| Written instruction |
Determine the count of lines holding "бюджетной" and give that count alone.

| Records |
◇ ◇ ◇
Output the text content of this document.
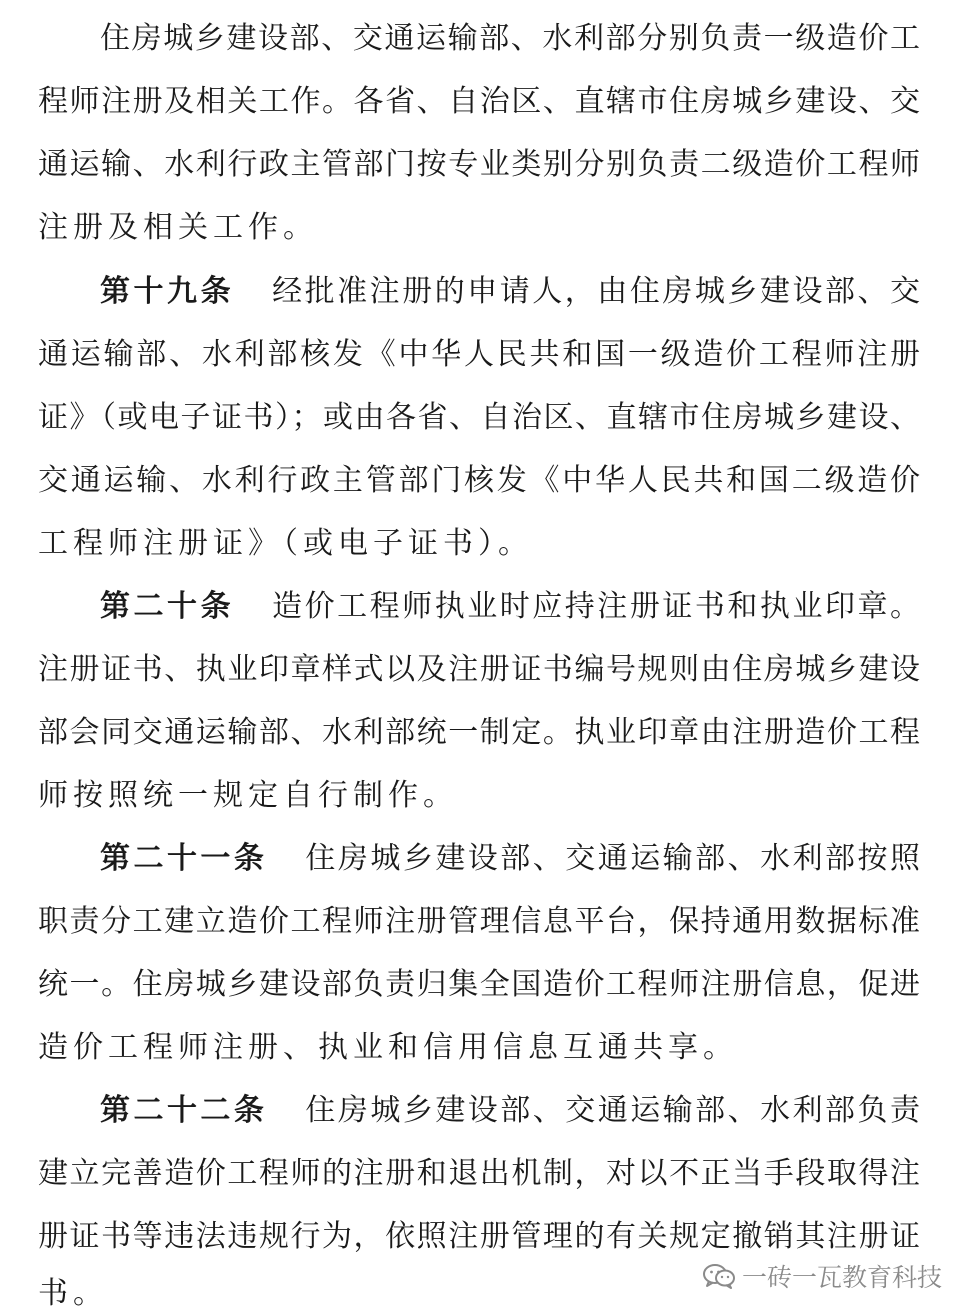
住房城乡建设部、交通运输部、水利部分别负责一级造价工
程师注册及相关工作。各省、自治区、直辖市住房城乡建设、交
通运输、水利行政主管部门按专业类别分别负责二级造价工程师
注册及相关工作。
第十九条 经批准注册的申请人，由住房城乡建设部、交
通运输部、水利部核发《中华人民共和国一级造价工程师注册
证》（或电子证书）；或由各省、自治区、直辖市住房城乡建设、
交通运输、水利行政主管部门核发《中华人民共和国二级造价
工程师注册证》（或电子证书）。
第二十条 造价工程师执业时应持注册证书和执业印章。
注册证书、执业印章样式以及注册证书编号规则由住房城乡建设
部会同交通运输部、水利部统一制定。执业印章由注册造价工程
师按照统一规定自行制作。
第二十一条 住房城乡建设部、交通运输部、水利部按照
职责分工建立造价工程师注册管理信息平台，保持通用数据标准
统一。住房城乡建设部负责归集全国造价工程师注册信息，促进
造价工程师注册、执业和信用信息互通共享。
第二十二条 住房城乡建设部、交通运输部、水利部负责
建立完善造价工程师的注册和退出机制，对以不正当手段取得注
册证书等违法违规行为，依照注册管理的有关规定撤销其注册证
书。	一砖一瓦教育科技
◇ ◇ ◇
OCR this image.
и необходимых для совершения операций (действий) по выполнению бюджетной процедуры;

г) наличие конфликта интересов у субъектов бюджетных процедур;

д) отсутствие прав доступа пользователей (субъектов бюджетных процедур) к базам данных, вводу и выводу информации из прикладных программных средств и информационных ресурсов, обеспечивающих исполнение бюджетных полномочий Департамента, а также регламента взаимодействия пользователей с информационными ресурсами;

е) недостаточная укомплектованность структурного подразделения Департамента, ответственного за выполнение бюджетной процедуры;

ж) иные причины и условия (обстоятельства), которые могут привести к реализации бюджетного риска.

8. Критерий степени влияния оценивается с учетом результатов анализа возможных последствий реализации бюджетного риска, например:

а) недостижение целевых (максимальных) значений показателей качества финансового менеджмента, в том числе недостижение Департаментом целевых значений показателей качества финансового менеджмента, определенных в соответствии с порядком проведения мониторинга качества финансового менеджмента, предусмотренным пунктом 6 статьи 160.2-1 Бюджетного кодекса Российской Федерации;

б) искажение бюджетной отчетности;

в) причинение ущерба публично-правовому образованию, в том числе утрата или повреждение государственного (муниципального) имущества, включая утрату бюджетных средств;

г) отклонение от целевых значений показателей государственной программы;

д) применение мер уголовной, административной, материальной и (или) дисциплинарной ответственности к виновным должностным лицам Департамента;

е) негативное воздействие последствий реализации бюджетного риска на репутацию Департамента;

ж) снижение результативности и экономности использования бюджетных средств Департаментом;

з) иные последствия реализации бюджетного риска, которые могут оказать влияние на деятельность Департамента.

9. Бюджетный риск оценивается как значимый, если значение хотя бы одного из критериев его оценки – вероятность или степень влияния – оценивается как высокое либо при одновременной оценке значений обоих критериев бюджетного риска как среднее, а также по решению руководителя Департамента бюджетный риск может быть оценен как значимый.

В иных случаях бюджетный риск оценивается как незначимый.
◇ ◇ ◇
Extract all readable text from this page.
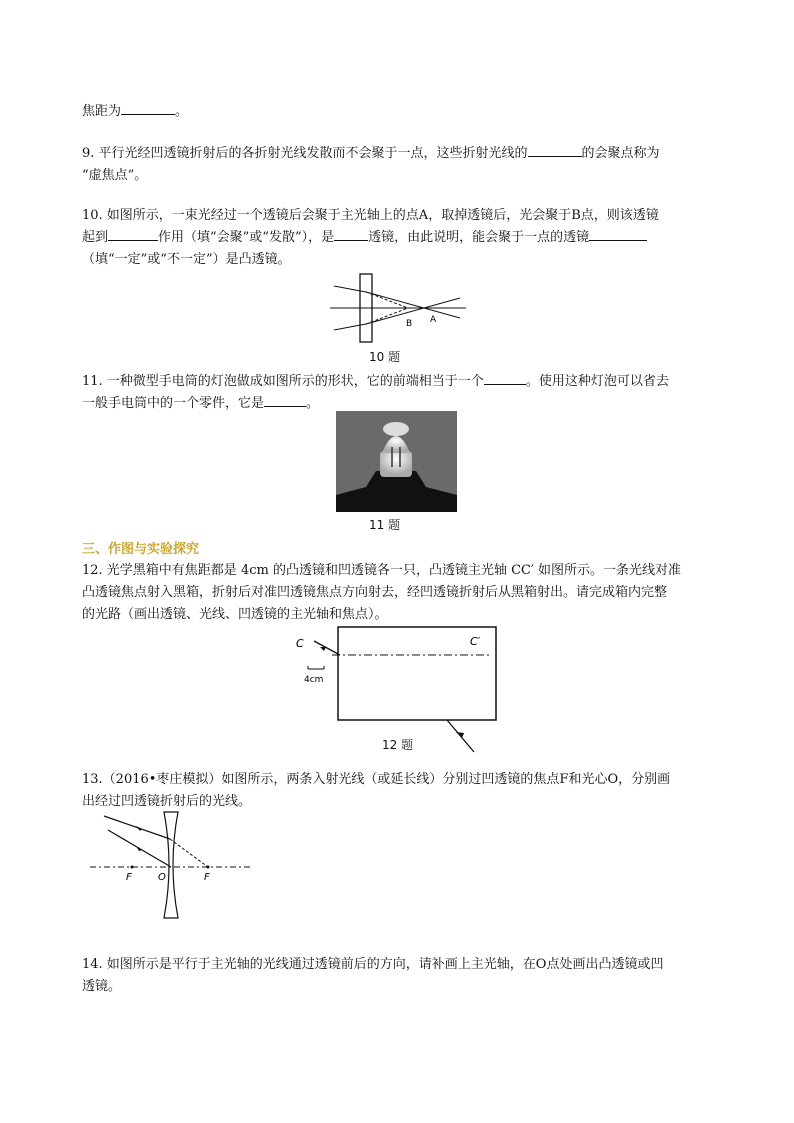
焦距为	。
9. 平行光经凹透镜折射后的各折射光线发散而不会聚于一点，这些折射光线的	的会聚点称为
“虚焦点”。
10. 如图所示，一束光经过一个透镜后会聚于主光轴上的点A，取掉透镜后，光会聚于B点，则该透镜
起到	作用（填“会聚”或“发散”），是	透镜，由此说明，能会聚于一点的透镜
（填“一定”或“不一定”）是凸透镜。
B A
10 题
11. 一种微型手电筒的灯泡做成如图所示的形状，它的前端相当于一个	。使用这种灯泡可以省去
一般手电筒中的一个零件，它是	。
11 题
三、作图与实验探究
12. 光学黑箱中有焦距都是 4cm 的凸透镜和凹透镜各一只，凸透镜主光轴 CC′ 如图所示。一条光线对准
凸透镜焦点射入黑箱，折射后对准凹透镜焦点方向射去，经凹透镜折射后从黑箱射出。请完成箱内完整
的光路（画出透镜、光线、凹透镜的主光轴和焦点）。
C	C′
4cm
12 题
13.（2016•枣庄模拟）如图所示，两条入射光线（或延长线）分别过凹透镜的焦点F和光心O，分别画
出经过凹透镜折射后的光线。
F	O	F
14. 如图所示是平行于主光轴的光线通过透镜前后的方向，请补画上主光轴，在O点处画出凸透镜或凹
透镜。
◇ ◇ ◇
| Exercise solution |
3